> [DIRECTION]: Which lines hold the word "观点明确"? Copy each of them from the material.

** Start of ROWS **

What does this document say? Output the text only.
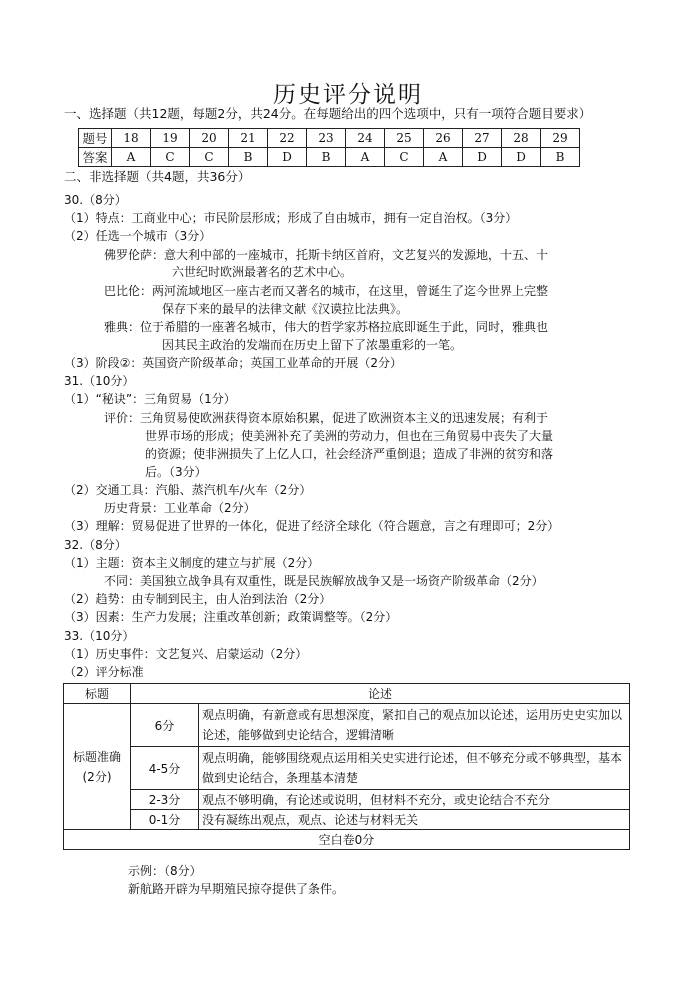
历史评分说明
一、选择题（共12题，每题2分，共24分。在每题给出的四个选项中，只有一项符合题目要求）
题号	18	19	20	21	22	23	24	25	26	27	28	29
答案	A	C	C	B	D	B	A	C	A	D	D	B
二、非选择题（共4题，共36分）
30.（8分）
（1）特点：工商业中心；市民阶层形成；形成了自由城市，拥有一定自治权。（3分）
（2）任选一个城市（3分）
佛罗伦萨：意大利中部的一座城市，托斯卡纳区首府，文艺复兴的发源地，十五、十
六世纪时欧洲最著名的艺术中心。
巴比伦：两河流域地区一座古老而又著名的城市，在这里，曾诞生了迄今世界上完整
保存下来的最早的法律文献《汉谟拉比法典》。
雅典：位于希腊的一座著名城市，伟大的哲学家苏格拉底即诞生于此，同时，雅典也
因其民主政治的发端而在历史上留下了浓墨重彩的一笔。
（3）阶段②：英国资产阶级革命；英国工业革命的开展（2分）
31.（10分）
（1）“秘诀”：三角贸易（1分）
评价：三角贸易使欧洲获得资本原始积累，促进了欧洲资本主义的迅速发展；有利于
世界市场的形成；使美洲补充了美洲的劳动力，但也在三角贸易中丧失了大量
的资源；使非洲损失了上亿人口，社会经济严重倒退；造成了非洲的贫穷和落
后。（3分）
（2）交通工具：汽船、蒸汽机车/火车（2分）
历史背景：工业革命（2分）
（3）理解：贸易促进了世界的一体化，促进了经济全球化（符合题意，言之有理即可；2分）
32.（8分）
（1）主题：资本主义制度的建立与扩展（2分）
不同：美国独立战争具有双重性，既是民族解放战争又是一场资产阶级革命（2分）
（2）趋势：由专制到民主，由人治到法治（2分）
（3）因素：生产力发展；注重改革创新；政策调整等。（2分）
33.（10分）
（1）历史事件：文艺复兴、启蒙运动（2分）
（2）评分标准
标题	论述	
标题准确(2分)	6分	观点明确，有新意或有思想深度，紧扣自己的观点加以论述，运用历史史实加以论述，能够做到史论结合，逻辑清晰
	4-5分	观点明确，能够围绕观点运用相关史实进行论述，但不够充分或不够典型，基本做到史论结合，条理基本清楚
	2-3分	观点不够明确，有论述或说明，但材料不充分，或史论结合不充分
	0-1分	没有凝练出观点，观点、论述与材料无关
空白卷0分		
示例：（8分）
新航路开辟为早期殖民掠夺提供了条件。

** End of ROWS **

> [WRITTEN REPLY]:
标题准确(2分)	6分	观点明确，有新意或有思想深度，紧扣自己的观点加以论述，运用历史史实加以论述，能够做到史论结合，逻辑清晰
	4-5分	观点明确，能够围绕观点运用相关史实进行论述，但不够充分或不够典型，基本做到史论结合，条理基本清楚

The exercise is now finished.